##### Source data #####

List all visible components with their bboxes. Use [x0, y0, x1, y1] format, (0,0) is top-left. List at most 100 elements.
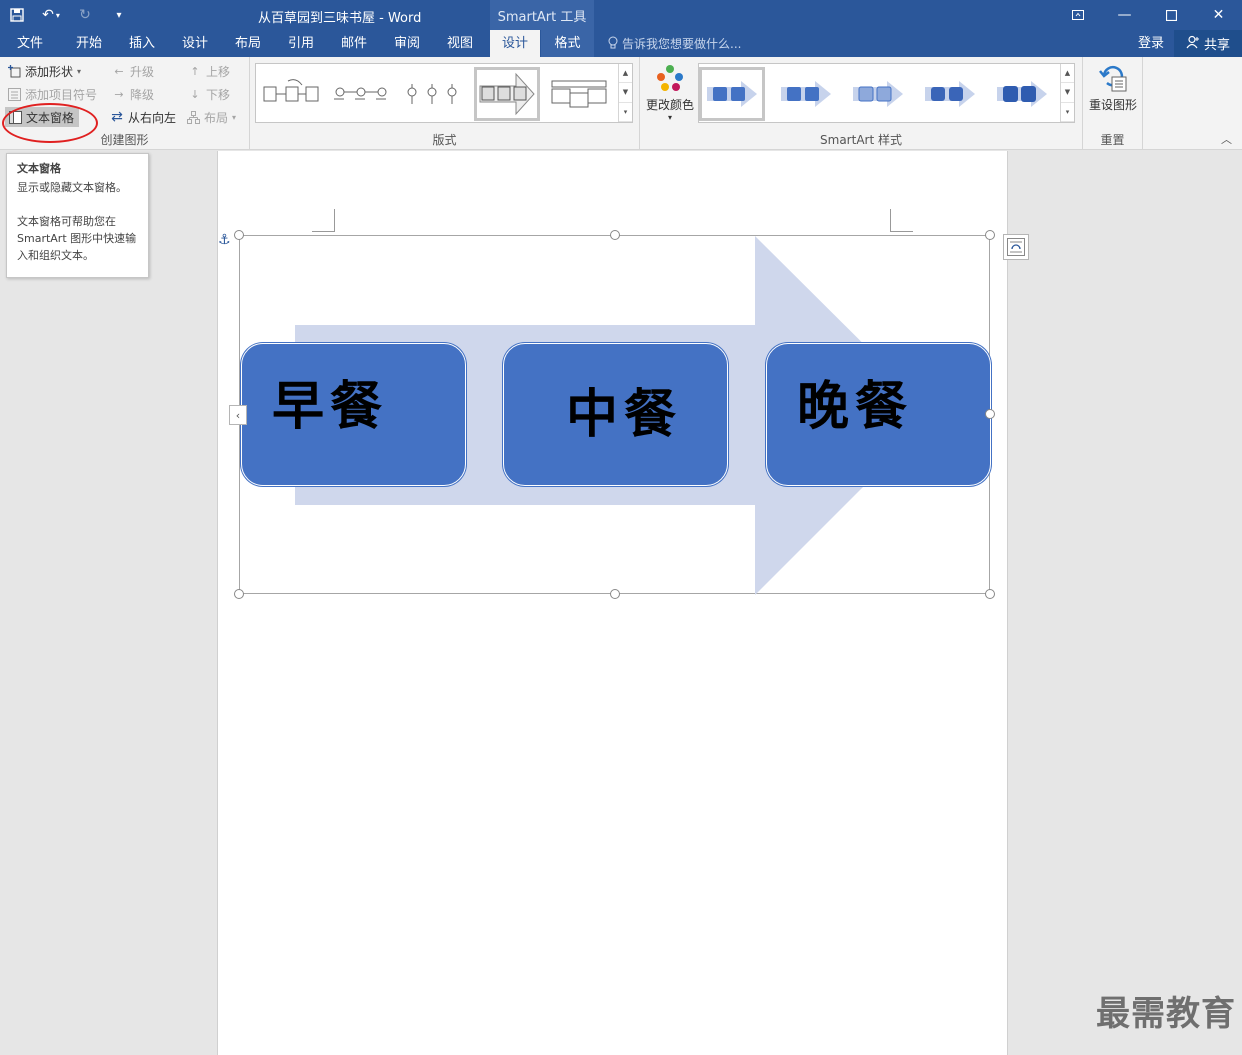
document-title: 从百草园到三味书屋 - Word: [258, 11, 422, 26]
share-button[interactable]: 共享: [1174, 30, 1242, 57]
anchor-icon: ⚓: [218, 232, 231, 248]
arrow-down-icon: ↓: [190, 87, 200, 101]
quick-access-toolbar: ↶ ▾ ↻ ▾: [0, 0, 136, 30]
process-box-2[interactable]: 中餐: [503, 343, 728, 486]
layout-thumb-5[interactable]: [546, 67, 612, 121]
tab-references[interactable]: 引用: [276, 30, 326, 57]
move-up-button[interactable]: ↑ 上移: [188, 61, 230, 81]
save-icon[interactable]: [0, 0, 34, 30]
style-thumb-2[interactable]: [773, 67, 839, 121]
minimize-icon[interactable]: —: [1101, 0, 1148, 30]
scroll-up-icon[interactable]: ▲: [619, 64, 632, 84]
text-pane-toggle-icon[interactable]: ‹: [229, 405, 247, 425]
chevron-down-icon: ▾: [77, 66, 82, 76]
layout-button[interactable]: 布局 ▾: [186, 107, 236, 127]
group-label-layouts: 版式: [432, 133, 457, 147]
close-icon[interactable]: ✕: [1195, 0, 1242, 30]
tab-mailings[interactable]: 邮件: [329, 30, 379, 57]
title-bar: ↶ ▾ ↻ ▾ 从百草园到三味书屋 - Word SmartArt 工具 — ✕: [0, 0, 1242, 30]
org-chart-icon: [186, 110, 200, 124]
resize-handle-nw[interactable]: [234, 230, 244, 240]
add-bullet-button[interactable]: 添加项目符号: [7, 84, 97, 104]
sign-in-link[interactable]: 登录: [1138, 30, 1164, 57]
change-colors-button[interactable]: 更改颜色 ▾: [646, 63, 694, 122]
reset-graphic-button[interactable]: 重设图形: [1087, 63, 1139, 113]
tab-file[interactable]: 文件: [6, 30, 54, 57]
tab-design[interactable]: 设计: [170, 30, 220, 57]
style-thumb-1-selected[interactable]: [699, 67, 765, 121]
demote-button[interactable]: → 降级: [112, 84, 154, 104]
process-box-1-text: 早餐: [272, 376, 389, 437]
layout-thumb-1[interactable]: [258, 67, 324, 121]
swap-arrows-icon: ⇄: [111, 109, 123, 125]
layout-thumb-2[interactable]: [328, 67, 394, 121]
ribbon: 添加形状 ▾ 添加项目符号 文本窗格 ← 升级 → 降级 ⇄ 从右向左 ↑ 上移…: [0, 57, 1242, 150]
add-shape-icon: [7, 64, 21, 78]
resize-handle-e[interactable]: [985, 409, 995, 419]
resize-handle-sw[interactable]: [234, 589, 244, 599]
style-thumb-3[interactable]: [845, 67, 911, 121]
tab-review[interactable]: 审阅: [382, 30, 432, 57]
watermark-text: 最需教育: [1096, 994, 1236, 1034]
resize-handle-ne[interactable]: [985, 230, 995, 240]
process-box-2-text: 中餐: [566, 384, 683, 445]
right-to-left-button[interactable]: ⇄ 从右向左: [110, 107, 176, 127]
person-icon: [1186, 35, 1200, 53]
gallery-more-icon[interactable]: ▾: [619, 103, 632, 122]
style-thumb-5[interactable]: [989, 67, 1055, 121]
scroll-down-icon[interactable]: ▼: [619, 83, 632, 103]
customize-qat-icon[interactable]: ▾: [102, 0, 136, 30]
color-palette-icon: [655, 63, 685, 96]
arrow-up-icon: ↑: [190, 64, 200, 78]
add-shape-button[interactable]: 添加形状 ▾: [7, 61, 81, 81]
process-box-3-text: 晚餐: [797, 376, 914, 437]
styles-gallery-scroll[interactable]: ▲ ▼ ▾: [1060, 64, 1074, 122]
style-thumb-4[interactable]: [917, 67, 983, 121]
styles-gallery[interactable]: ▲ ▼ ▾: [698, 63, 1075, 123]
group-layouts: ▲ ▼ ▾ 版式: [250, 57, 640, 150]
tab-layout[interactable]: 布局: [223, 30, 273, 57]
window-controls: — ✕: [1054, 0, 1242, 30]
crop-mark: [890, 209, 913, 232]
highlight-circle: [2, 103, 98, 143]
move-down-button[interactable]: ↓ 下移: [188, 84, 230, 104]
layout-thumb-4-selected[interactable]: [474, 67, 540, 121]
tell-me-search[interactable]: 告诉我您想要做什么...: [608, 30, 741, 57]
text-pane-tooltip: 文本窗格 显示或隐藏文本窗格。 文本窗格可帮助您在 SmartArt 图形中快速…: [6, 153, 149, 278]
resize-handle-n[interactable]: [610, 230, 620, 240]
ribbon-tabs: 文件 开始 插入 设计 布局 引用 邮件 审阅 视图 设计 格式 告诉我您想要做…: [0, 30, 1242, 57]
bullet-list-icon: [7, 87, 21, 101]
tab-home[interactable]: 开始: [64, 30, 114, 57]
resize-handle-s[interactable]: [610, 589, 620, 599]
arrow-right-icon: →: [114, 87, 124, 101]
tooltip-line1: 显示或隐藏文本窗格。: [17, 181, 127, 194]
tab-insert[interactable]: 插入: [117, 30, 167, 57]
lightbulb-icon: [608, 36, 618, 52]
scroll-down-icon[interactable]: ▼: [1061, 83, 1074, 103]
group-label-styles: SmartArt 样式: [820, 133, 902, 147]
maximize-icon[interactable]: [1148, 0, 1195, 30]
process-box-3[interactable]: 晚餐: [766, 343, 991, 486]
gallery-more-icon[interactable]: ▾: [1061, 103, 1074, 122]
smartart-graphic[interactable]: 早餐 中餐 晚餐: [234, 230, 995, 599]
undo-icon[interactable]: ↶ ▾: [34, 0, 68, 30]
promote-button[interactable]: ← 升级: [112, 61, 154, 81]
tab-smartart-format[interactable]: 格式: [541, 30, 594, 57]
layout-options-icon[interactable]: [1003, 234, 1029, 260]
layout-thumb-3[interactable]: [398, 67, 464, 121]
ribbon-display-options-icon[interactable]: [1054, 0, 1101, 30]
tooltip-title: 文本窗格: [17, 162, 61, 175]
scroll-up-icon[interactable]: ▲: [1061, 64, 1074, 84]
redo-icon[interactable]: ↻: [68, 0, 102, 30]
process-box-1[interactable]: 早餐: [241, 343, 466, 486]
share-label: 共享: [1203, 38, 1230, 53]
collapse-ribbon-icon[interactable]: ︿: [1221, 131, 1232, 147]
smartart-tools-header: SmartArt 工具: [490, 0, 594, 30]
group-label-reset: 重置: [1100, 133, 1125, 147]
layouts-gallery[interactable]: ▲ ▼ ▾: [255, 63, 633, 123]
layouts-gallery-scroll[interactable]: ▲ ▼ ▾: [618, 64, 632, 122]
resize-handle-se[interactable]: [985, 589, 995, 599]
tab-smartart-design[interactable]: 设计: [490, 30, 540, 57]
tab-view[interactable]: 视图: [435, 30, 485, 57]
chevron-down-icon: ▾: [232, 112, 237, 122]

#####

Rewrite the records starting at the line containing "document-title: 从百草园到三味书屋 - Word: [258, 11, 422, 26]" and ending at the line containing "quick-access-toolbar: ↶ ▾", replacing "Word" with "Writer" and leaving everything else unchanged.

▶ [Worked answer]:
document-title: 从百草园到三味书屋 - Writer: [258, 11, 422, 26]
share-button[interactable]: 共享: [1174, 30, 1242, 57]
anchor-icon: ⚓: [218, 232, 231, 248]
arrow-down-icon: ↓: [190, 87, 200, 101]
quick-access-toolbar: ↶ ▾ ↻ ▾: [0, 0, 136, 30]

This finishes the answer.